- _Problem to solve_
Search the records for "Если". Copy every line where it appears.

- _Provided information_
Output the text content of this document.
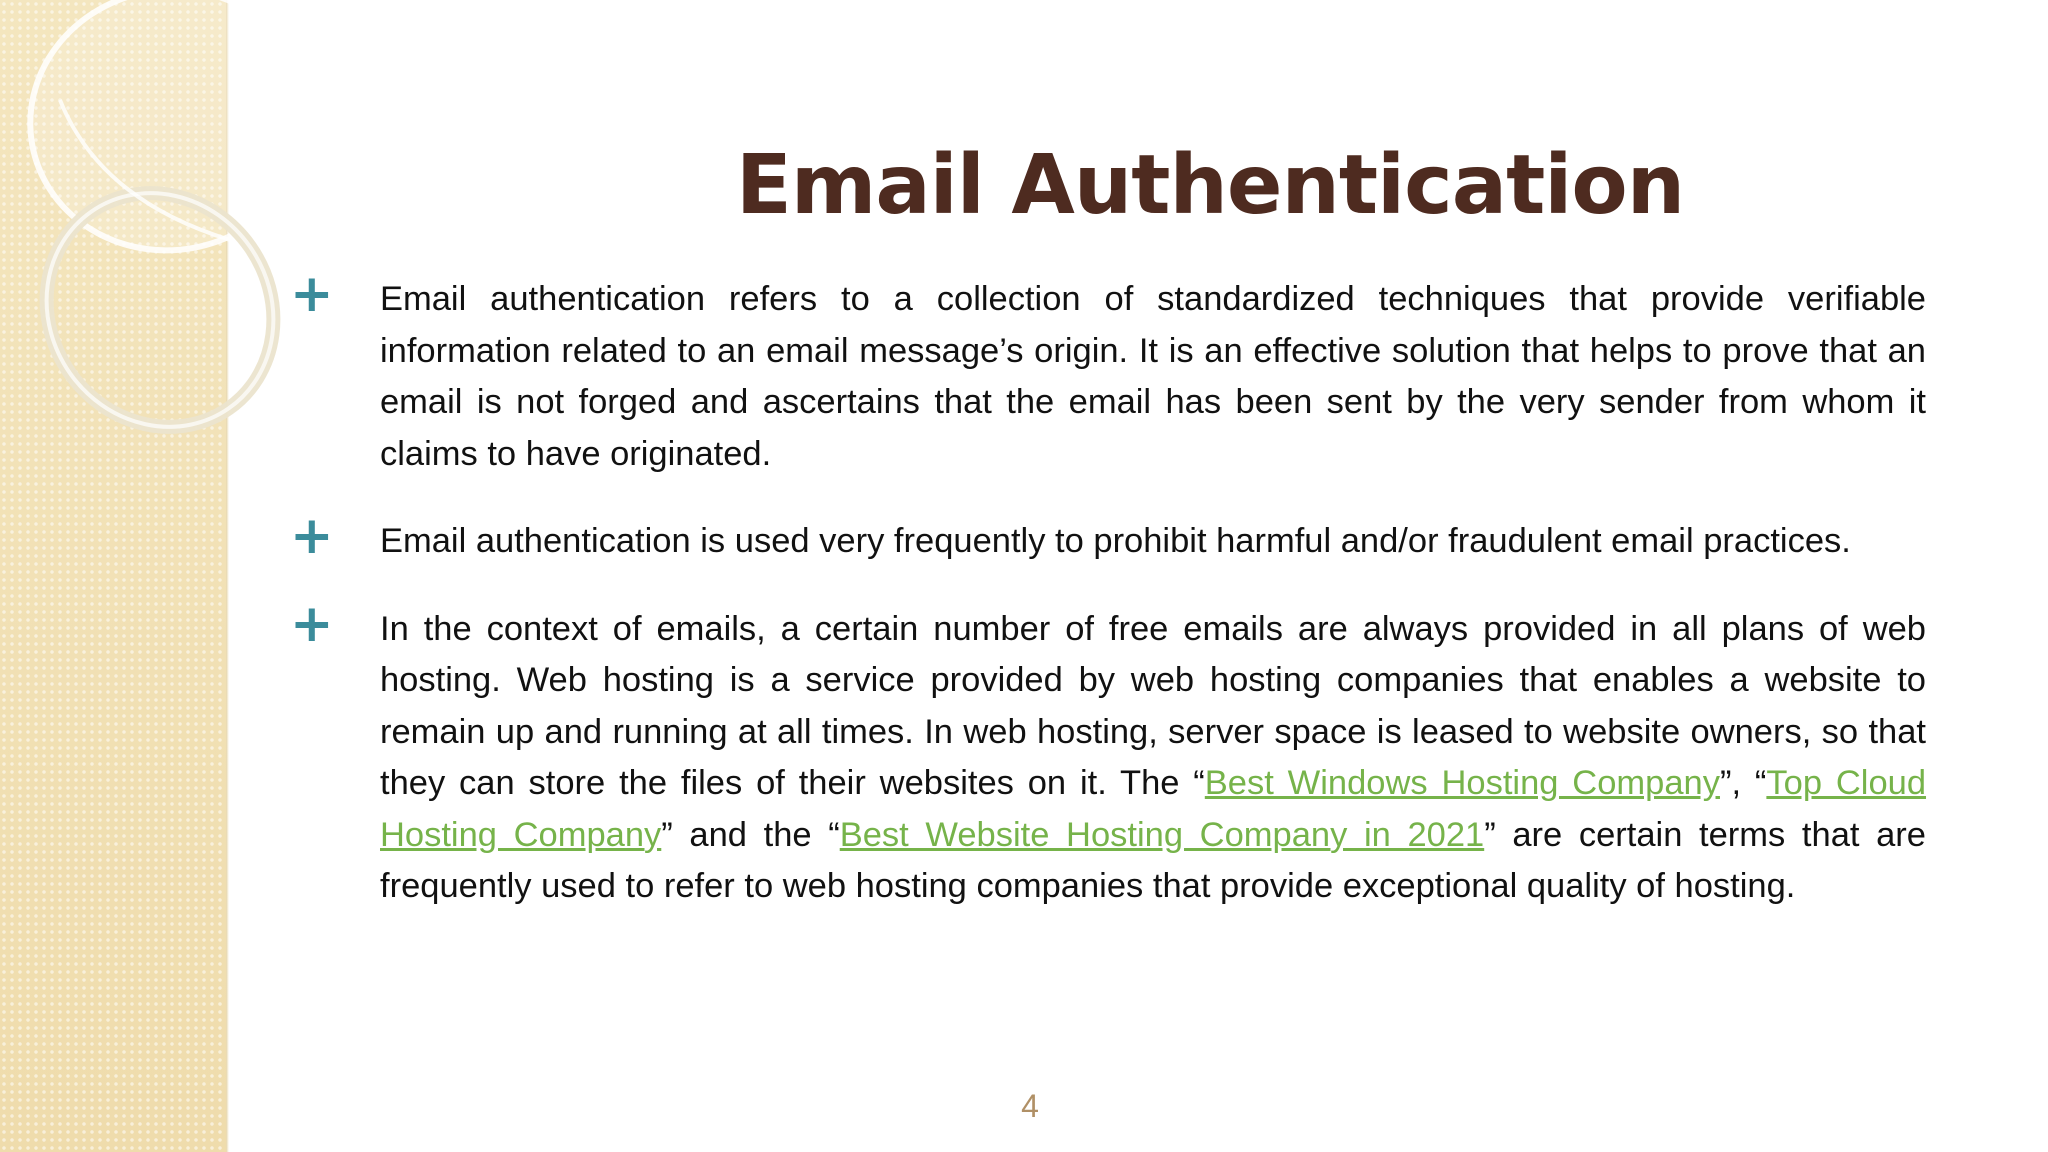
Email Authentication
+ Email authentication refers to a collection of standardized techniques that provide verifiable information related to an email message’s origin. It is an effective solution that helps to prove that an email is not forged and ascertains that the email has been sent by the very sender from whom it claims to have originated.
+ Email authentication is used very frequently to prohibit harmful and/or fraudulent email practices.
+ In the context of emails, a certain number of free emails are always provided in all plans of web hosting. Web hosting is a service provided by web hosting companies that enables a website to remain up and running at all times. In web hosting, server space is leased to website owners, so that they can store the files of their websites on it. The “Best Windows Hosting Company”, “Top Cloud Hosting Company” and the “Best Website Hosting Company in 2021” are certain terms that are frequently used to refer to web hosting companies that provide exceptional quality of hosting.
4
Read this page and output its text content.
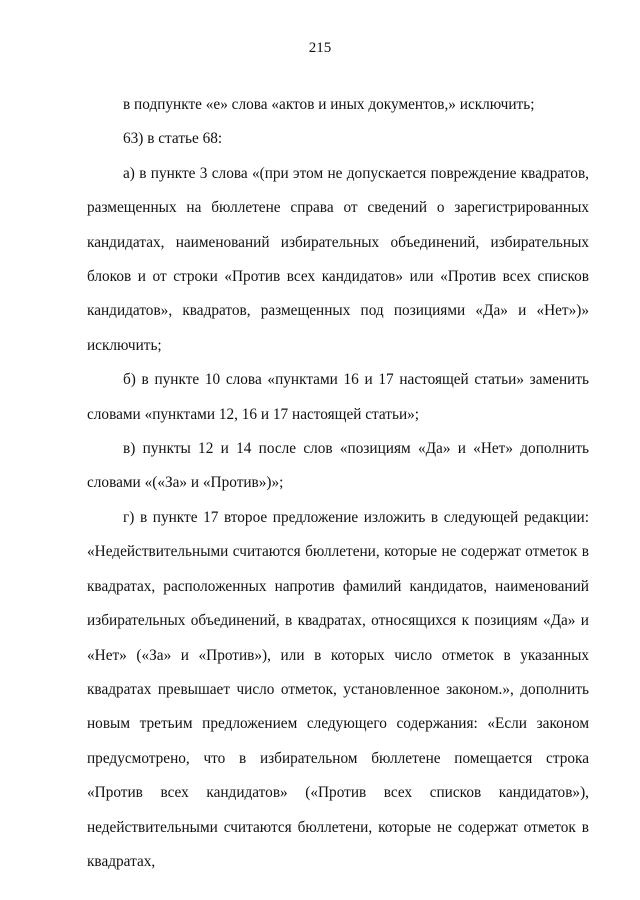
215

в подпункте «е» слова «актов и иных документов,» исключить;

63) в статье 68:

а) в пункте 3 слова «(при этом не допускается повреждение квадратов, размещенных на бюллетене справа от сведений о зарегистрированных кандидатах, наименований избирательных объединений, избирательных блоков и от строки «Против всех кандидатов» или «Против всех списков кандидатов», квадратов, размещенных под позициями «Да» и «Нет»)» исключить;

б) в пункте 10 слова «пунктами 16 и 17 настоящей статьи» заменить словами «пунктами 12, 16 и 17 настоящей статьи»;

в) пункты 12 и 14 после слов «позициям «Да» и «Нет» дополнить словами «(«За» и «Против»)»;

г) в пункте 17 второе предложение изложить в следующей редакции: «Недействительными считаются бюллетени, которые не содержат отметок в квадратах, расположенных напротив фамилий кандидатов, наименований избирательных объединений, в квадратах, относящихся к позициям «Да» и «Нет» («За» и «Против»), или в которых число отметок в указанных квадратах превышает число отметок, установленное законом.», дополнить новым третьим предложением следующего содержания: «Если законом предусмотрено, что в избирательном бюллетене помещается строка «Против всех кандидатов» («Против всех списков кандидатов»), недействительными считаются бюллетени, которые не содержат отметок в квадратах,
...
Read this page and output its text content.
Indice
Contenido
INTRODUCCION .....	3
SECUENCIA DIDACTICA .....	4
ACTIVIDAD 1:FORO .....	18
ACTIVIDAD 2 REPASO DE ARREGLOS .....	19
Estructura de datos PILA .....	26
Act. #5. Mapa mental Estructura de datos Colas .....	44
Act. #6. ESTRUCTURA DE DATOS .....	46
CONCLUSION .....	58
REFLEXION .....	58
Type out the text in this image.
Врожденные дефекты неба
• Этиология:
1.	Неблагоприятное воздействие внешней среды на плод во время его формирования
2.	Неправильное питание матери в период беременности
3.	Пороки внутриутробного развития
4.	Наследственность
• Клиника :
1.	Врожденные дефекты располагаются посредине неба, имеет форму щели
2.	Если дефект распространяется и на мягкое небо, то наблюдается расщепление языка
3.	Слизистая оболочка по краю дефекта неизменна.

- _Task solution_
г) в пункте 17 второе предложение изложить в следующей редакции: «Недействительными считаются бюллетени, которые не содержат отметок в квадратах, расположенных напротив фамилий кандидатов, наименований избирательных объединений, в квадратах, относящихся к позициям «Да» и «Нет» («За» и «Против»), или в которых число отметок в указанных квадратах превышает число отметок, установленное законом.», дополнить новым третьим предложением следующего содержания: «Если законом предусмотрено, что в избирательном бюллетене помещается строка «Против всех кандидатов» («Против всех списков кандидатов»), недействительными считаются бюллетени, которые не содержат отметок в квадратах,
2.	Если дефект распространяется и на мягкое небо, то наблюдается расщепление языка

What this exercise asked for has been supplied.